**WHAT IS REQUIRED**
Give the listing below again in full, exactly as written.

**MATERIAL FOR THE TASK**
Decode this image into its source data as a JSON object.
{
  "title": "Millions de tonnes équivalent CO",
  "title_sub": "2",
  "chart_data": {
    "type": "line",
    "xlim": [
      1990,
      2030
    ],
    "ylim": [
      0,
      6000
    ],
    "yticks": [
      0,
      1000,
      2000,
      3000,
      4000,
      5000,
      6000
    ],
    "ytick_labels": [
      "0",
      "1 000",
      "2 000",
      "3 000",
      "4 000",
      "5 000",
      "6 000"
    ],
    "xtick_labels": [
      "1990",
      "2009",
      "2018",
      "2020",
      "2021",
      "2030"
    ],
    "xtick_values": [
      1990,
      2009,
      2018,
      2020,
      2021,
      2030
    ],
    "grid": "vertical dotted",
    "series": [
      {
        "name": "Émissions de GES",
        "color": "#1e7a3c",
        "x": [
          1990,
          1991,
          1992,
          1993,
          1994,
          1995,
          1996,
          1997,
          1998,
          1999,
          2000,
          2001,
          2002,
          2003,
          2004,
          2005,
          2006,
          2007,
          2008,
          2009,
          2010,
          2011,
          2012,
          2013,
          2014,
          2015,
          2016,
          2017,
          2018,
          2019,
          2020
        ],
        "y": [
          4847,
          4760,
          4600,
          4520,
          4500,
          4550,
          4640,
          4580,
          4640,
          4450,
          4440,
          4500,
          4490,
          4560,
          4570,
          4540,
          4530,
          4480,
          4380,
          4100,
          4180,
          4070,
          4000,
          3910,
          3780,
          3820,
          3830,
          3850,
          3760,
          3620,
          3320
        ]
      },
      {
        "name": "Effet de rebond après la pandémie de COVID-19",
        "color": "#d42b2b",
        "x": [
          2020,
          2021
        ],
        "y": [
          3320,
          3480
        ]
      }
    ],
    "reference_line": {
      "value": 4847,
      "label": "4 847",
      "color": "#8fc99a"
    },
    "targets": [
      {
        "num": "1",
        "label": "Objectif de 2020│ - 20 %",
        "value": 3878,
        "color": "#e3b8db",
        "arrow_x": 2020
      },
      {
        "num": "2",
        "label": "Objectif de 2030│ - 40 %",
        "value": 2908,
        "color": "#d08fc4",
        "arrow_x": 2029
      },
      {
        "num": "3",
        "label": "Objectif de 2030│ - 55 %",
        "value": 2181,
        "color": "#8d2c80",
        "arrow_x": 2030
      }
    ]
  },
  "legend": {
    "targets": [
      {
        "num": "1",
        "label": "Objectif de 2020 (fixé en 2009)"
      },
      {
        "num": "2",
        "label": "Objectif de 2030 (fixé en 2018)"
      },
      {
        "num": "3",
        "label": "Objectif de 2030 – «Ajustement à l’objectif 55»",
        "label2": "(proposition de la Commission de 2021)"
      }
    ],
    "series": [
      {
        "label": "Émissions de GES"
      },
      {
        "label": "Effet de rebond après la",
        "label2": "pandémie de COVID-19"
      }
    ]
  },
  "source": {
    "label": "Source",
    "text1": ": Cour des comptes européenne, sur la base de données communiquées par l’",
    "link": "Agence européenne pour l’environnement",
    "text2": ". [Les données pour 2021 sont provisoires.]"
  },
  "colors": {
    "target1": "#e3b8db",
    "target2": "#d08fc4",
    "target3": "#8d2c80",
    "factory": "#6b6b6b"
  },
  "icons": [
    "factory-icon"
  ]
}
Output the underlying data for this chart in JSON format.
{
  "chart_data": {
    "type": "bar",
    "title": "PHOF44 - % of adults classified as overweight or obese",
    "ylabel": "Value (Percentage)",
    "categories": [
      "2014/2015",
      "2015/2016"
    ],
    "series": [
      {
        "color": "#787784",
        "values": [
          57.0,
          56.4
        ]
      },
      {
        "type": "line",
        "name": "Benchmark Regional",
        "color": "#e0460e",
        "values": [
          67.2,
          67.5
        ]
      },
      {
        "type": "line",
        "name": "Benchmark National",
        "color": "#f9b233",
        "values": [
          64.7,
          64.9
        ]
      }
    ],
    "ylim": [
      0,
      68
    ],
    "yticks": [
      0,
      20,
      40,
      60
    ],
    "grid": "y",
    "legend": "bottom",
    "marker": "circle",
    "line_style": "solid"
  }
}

**RESPONSE**
Decode this image into its source data as a JSON object.
{
  "title": "Millions de tonnes équivalent CO",
  "title_sub": "2",
  "chart_data": {
    "type": "line",
    "xlim": [
      1990,
      2030
    ],
    "ylim": [
      0,
      6000
    ],
    "yticks": [
      0,
      1000,
      2000,
      3000,
      4000,
      5000,
      6000
    ],
    "ytick_labels": [
      "0",
      "1 000",
      "2 000",
      "3 000",
      "4 000",
      "5 000",
      "6 000"
    ],
    "xtick_labels": [
      "1990",
      "2009",
      "2018",
      "2020",
      "2021",
      "2030"
    ],
    "xtick_values": [
      1990,
      2009,
      2018,
      2020,
      2021,
      2030
    ],
    "grid": "vertical dotted",
    "series": [
      {
        "name": "Émissions de GES",
        "color": "#1e7a3c",
        "x": [
          1990,
          1991,
          1992,
          1993,
          1994,
          1995,
          1996,
          1997,
          1998,
          1999,
          2000,
          2001,
          2002,
          2003,
          2004,
          2005,
          2006,
          2007,
          2008,
          2009,
          2010,
          2011,
          2012,
          2013,
          2014,
          2015,
          2016,
          2017,
          2018,
          2019,
          2020
        ],
        "y": [
          4847,
          4760,
          4600,
          4520,
          4500,
          4550,
          4640,
          4580,
          4640,
          4450,
          4440,
          4500,
          4490,
          4560,
          4570,
          4540,
          4530,
          4480,
          4380,
          4100,
          4180,
          4070,
          4000,
          3910,
          3780,
          3820,
          3830,
          3850,
          3760,
          3620,
          3320
        ]
      },
      {
        "name": "Effet de rebond après la pandémie de COVID-19",
        "color": "#d42b2b",
        "x": [
          2020,
          2021
        ],
        "y": [
          3320,
          3480
        ]
      }
    ],
    "reference_line": {
      "value": 4847,
      "label": "4 847",
      "color": "#8fc99a"
    },
    "targets": [
      {
        "num": "1",
        "label": "Objectif de 2020│ - 20 %",
        "value": 3878,
        "color": "#e3b8db",
        "arrow_x": 2020
      },
      {
        "num": "2",
        "label": "Objectif de 2030│ - 40 %",
        "value": 2908,
        "color": "#d08fc4",
        "arrow_x": 2029
      },
      {
        "num": "3",
        "label": "Objectif de 2030│ - 55 %",
        "value": 2181,
        "color": "#8d2c80",
        "arrow_x": 2030
      }
    ]
  },
  "legend": {
    "targets": [
      {
        "num": "1",
        "label": "Objectif de 2020 (fixé en 2009)"
      },
      {
        "num": "2",
        "label": "Objectif de 2030 (fixé en 2018)"
      },
      {
        "num": "3",
        "label": "Objectif de 2030 – «Ajustement à l’objectif 55»",
        "label2": "(proposition de la Commission de 2021)"
      }
    ],
    "series": [
      {
        "label": "Émissions de GES"
      },
      {
        "label": "Effet de rebond après la",
        "label2": "pandémie de COVID-19"
      }
    ]
  },
  "source": {
    "label": "Source",
    "text1": ": Cour des comptes européenne, sur la base de données communiquées par l’",
    "link": "Agence européenne pour l’environnement",
    "text2": ". [Les données pour 2021 sont provisoires.]"
  },
  "colors": {
    "target1": "#e3b8db",
    "target2": "#d08fc4",
    "target3": "#8d2c80",
    "factory": "#6b6b6b"
  },
  "icons": [
    "factory-icon"
  ]
}
Output the underlying data for this chart in JSON format.
{
  "chart_data": {
    "type": "bar",
    "title": "PHOF44 - % of adults classified as overweight or obese",
    "ylabel": "Value (Percentage)",
    "categories": [
      "2014/2015",
      "2015/2016"
    ],
    "series": [
      {
        "color": "#787784",
        "values": [
          57.0,
          56.4
        ]
      },
      {
        "type": "line",
        "name": "Benchmark Regional",
        "color": "#e0460e",
        "values": [
          67.2,
          67.5
        ]
      },
      {
        "type": "line",
        "name": "Benchmark National",
        "color": "#f9b233",
        "values": [
          64.7,
          64.9
        ]
      }
    ],
    "ylim": [
      0,
      68
    ],
    "yticks": [
      0,
      20,
      40,
      60
    ],
    "grid": "y",
    "legend": "bottom",
    "marker": "circle",
    "line_style": "solid"
  }
}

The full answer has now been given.